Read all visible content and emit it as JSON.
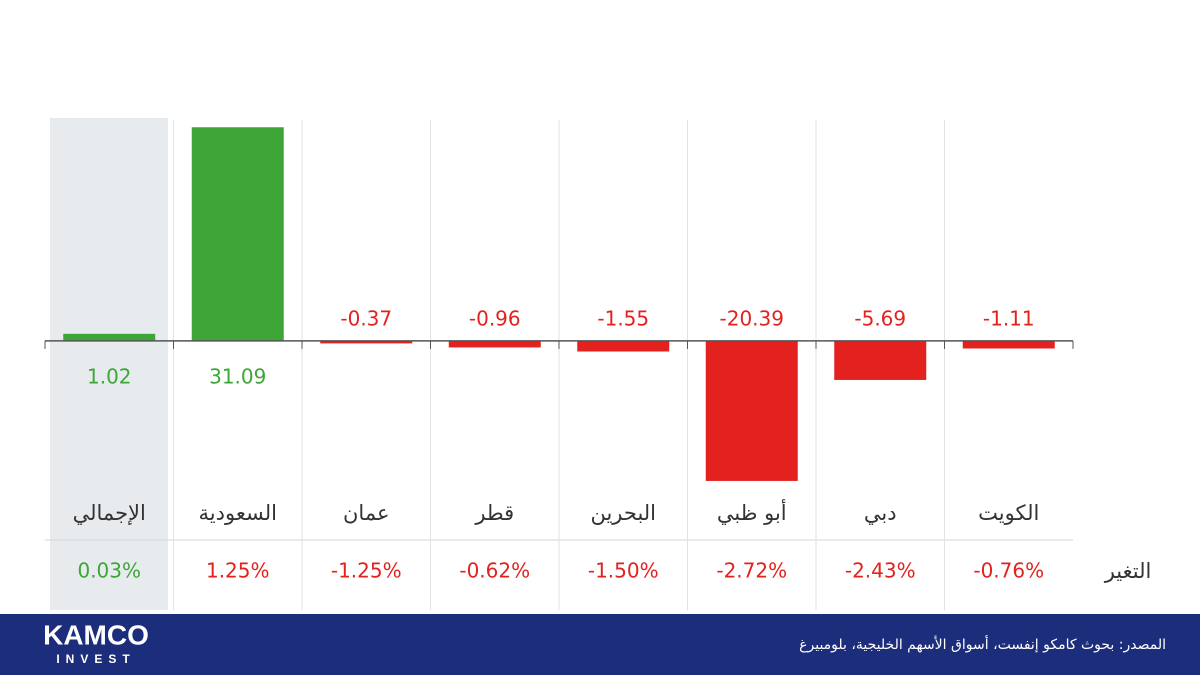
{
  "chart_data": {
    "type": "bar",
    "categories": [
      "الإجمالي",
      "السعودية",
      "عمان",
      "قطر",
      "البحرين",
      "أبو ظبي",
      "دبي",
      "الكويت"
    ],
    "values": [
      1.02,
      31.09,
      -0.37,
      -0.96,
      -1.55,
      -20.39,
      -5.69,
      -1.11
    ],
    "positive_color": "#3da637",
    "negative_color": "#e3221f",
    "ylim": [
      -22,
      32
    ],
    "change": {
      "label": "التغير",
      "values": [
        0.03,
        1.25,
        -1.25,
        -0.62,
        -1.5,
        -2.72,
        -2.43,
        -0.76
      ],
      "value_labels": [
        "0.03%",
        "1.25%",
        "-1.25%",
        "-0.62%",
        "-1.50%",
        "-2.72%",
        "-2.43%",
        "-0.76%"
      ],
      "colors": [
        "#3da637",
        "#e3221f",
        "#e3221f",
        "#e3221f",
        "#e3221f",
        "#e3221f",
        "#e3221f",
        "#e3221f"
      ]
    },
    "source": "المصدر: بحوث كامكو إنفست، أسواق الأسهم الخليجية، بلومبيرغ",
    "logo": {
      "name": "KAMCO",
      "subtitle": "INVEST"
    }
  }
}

#### What to work on
Copy the records exactly as they appear, excluding images.

#### The response
Read all visible content and emit it as JSON.
{
  "chart_data": {
    "type": "bar",
    "categories": [
      "الإجمالي",
      "السعودية",
      "عمان",
      "قطر",
      "البحرين",
      "أبو ظبي",
      "دبي",
      "الكويت"
    ],
    "values": [
      1.02,
      31.09,
      -0.37,
      -0.96,
      -1.55,
      -20.39,
      -5.69,
      -1.11
    ],
    "positive_color": "#3da637",
    "negative_color": "#e3221f",
    "ylim": [
      -22,
      32
    ],
    "change": {
      "label": "التغير",
      "values": [
        0.03,
        1.25,
        -1.25,
        -0.62,
        -1.5,
        -2.72,
        -2.43,
        -0.76
      ],
      "value_labels": [
        "0.03%",
        "1.25%",
        "-1.25%",
        "-0.62%",
        "-1.50%",
        "-2.72%",
        "-2.43%",
        "-0.76%"
      ],
      "colors": [
        "#3da637",
        "#e3221f",
        "#e3221f",
        "#e3221f",
        "#e3221f",
        "#e3221f",
        "#e3221f",
        "#e3221f"
      ]
    },
    "source": "المصدر: بحوث كامكو إنفست، أسواق الأسهم الخليجية، بلومبيرغ",
    "logo": {
      "name": "KAMCO",
      "subtitle": "INVEST"
    }
  }
}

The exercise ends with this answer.